Set down the material once more, exactly as it appears.

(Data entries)
======

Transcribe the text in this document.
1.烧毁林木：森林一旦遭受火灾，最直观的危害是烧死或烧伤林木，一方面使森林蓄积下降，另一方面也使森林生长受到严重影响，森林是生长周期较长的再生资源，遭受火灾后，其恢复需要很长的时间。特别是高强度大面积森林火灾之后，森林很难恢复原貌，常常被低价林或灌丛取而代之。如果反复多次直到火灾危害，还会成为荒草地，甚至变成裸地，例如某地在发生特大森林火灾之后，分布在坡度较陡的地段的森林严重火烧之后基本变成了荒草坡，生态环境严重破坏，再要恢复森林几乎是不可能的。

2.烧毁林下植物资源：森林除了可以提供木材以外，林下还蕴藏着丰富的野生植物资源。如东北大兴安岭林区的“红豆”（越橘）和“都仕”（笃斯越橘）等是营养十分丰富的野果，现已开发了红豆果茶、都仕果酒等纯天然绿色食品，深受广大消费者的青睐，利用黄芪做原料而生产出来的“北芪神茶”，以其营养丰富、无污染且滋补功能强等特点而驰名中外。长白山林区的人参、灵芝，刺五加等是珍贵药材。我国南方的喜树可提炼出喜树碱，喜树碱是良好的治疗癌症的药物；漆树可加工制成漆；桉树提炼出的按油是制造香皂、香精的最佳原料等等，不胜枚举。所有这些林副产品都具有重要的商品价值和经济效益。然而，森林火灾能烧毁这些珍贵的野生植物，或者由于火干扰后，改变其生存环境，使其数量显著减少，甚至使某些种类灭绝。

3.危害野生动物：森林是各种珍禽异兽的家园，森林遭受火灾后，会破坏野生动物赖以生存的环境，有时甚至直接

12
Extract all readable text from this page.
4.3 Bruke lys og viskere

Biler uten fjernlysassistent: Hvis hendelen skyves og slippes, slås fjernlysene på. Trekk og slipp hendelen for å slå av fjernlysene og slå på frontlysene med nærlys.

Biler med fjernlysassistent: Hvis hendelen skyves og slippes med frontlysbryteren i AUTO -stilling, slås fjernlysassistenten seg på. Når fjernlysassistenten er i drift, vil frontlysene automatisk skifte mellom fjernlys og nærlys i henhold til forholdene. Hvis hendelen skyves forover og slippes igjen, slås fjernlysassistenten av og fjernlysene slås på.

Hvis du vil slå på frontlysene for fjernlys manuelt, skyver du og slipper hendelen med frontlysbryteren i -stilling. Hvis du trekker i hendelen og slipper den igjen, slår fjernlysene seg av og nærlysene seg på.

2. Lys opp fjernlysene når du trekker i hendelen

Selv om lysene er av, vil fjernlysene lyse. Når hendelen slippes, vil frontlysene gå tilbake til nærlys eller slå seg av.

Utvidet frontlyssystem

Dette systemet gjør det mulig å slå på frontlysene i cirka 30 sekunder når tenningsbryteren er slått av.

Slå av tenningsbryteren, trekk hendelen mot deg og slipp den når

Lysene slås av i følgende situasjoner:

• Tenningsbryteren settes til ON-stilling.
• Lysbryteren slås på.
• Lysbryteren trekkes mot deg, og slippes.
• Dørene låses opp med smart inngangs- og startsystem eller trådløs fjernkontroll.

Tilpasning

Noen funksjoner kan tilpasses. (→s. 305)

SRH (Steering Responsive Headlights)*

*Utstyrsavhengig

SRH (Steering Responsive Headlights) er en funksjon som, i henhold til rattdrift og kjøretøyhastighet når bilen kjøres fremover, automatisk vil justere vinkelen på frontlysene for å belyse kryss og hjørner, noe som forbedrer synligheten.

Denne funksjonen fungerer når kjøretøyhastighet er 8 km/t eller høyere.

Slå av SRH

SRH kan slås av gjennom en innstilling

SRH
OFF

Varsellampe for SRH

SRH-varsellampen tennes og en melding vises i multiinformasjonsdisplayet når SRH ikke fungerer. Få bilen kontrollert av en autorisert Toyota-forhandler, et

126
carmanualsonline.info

======

[Response to the task]
Transcribe the text in this document.
1.烧毁林木：森林一旦遭受火灾，最直观的危害是烧死或烧伤林木，一方面使森林蓄积下降，另一方面也使森林生长受到严重影响，森林是生长周期较长的再生资源，遭受火灾后，其恢复需要很长的时间。特别是高强度大面积森林火灾之后，森林很难恢复原貌，常常被低价林或灌丛取而代之。如果反复多次直到火灾危害，还会成为荒草地，甚至变成裸地，例如某地在发生特大森林火灾之后，分布在坡度较陡的地段的森林严重火烧之后基本变成了荒草坡，生态环境严重破坏，再要恢复森林几乎是不可能的。

2.烧毁林下植物资源：森林除了可以提供木材以外，林下还蕴藏着丰富的野生植物资源。如东北大兴安岭林区的“红豆”（越橘）和“都仕”（笃斯越橘）等是营养十分丰富的野果，现已开发了红豆果茶、都仕果酒等纯天然绿色食品，深受广大消费者的青睐，利用黄芪做原料而生产出来的“北芪神茶”，以其营养丰富、无污染且滋补功能强等特点而驰名中外。长白山林区的人参、灵芝，刺五加等是珍贵药材。我国南方的喜树可提炼出喜树碱，喜树碱是良好的治疗癌症的药物；漆树可加工制成漆；桉树提炼出的按油是制造香皂、香精的最佳原料等等，不胜枚举。所有这些林副产品都具有重要的商品价值和经济效益。然而，森林火灾能烧毁这些珍贵的野生植物，或者由于火干扰后，改变其生存环境，使其数量显著减少，甚至使某些种类灭绝。

3.危害野生动物：森林是各种珍禽异兽的家园，森林遭受火灾后，会破坏野生动物赖以生存的环境，有时甚至直接

12
Extract all readable text from this page.
4.3 Bruke lys og viskere

Biler uten fjernlysassistent: Hvis hendelen skyves og slippes, slås fjernlysene på. Trekk og slipp hendelen for å slå av fjernlysene og slå på frontlysene med nærlys.

Biler med fjernlysassistent: Hvis hendelen skyves og slippes med frontlysbryteren i AUTO -stilling, slås fjernlysassistenten seg på. Når fjernlysassistenten er i drift, vil frontlysene automatisk skifte mellom fjernlys og nærlys i henhold til forholdene. Hvis hendelen skyves forover og slippes igjen, slås fjernlysassistenten av og fjernlysene slås på.

Hvis du vil slå på frontlysene for fjernlys manuelt, skyver du og slipper hendelen med frontlysbryteren i -stilling. Hvis du trekker i hendelen og slipper den igjen, slår fjernlysene seg av og nærlysene seg på.

2. Lys opp fjernlysene når du trekker i hendelen

Selv om lysene er av, vil fjernlysene lyse. Når hendelen slippes, vil frontlysene gå tilbake til nærlys eller slå seg av.

Utvidet frontlyssystem

Dette systemet gjør det mulig å slå på frontlysene i cirka 30 sekunder når tenningsbryteren er slått av.

Slå av tenningsbryteren, trekk hendelen mot deg og slipp den når

Lysene slås av i følgende situasjoner:

• Tenningsbryteren settes til ON-stilling.
• Lysbryteren slås på.
• Lysbryteren trekkes mot deg, og slippes.
• Dørene låses opp med smart inngangs- og startsystem eller trådløs fjernkontroll.

Tilpasning

Noen funksjoner kan tilpasses. (→s. 305)

SRH (Steering Responsive Headlights)*

*Utstyrsavhengig

SRH (Steering Responsive Headlights) er en funksjon som, i henhold til rattdrift og kjøretøyhastighet når bilen kjøres fremover, automatisk vil justere vinkelen på frontlysene for å belyse kryss og hjørner, noe som forbedrer synligheten.

Denne funksjonen fungerer når kjøretøyhastighet er 8 km/t eller høyere.

Slå av SRH

SRH kan slås av gjennom en innstilling

SRH
OFF

Varsellampe for SRH

SRH-varsellampen tennes og en melding vises i multiinformasjonsdisplayet når SRH ikke fungerer. Få bilen kontrollert av en autorisert Toyota-forhandler, et

126
carmanualsonline.info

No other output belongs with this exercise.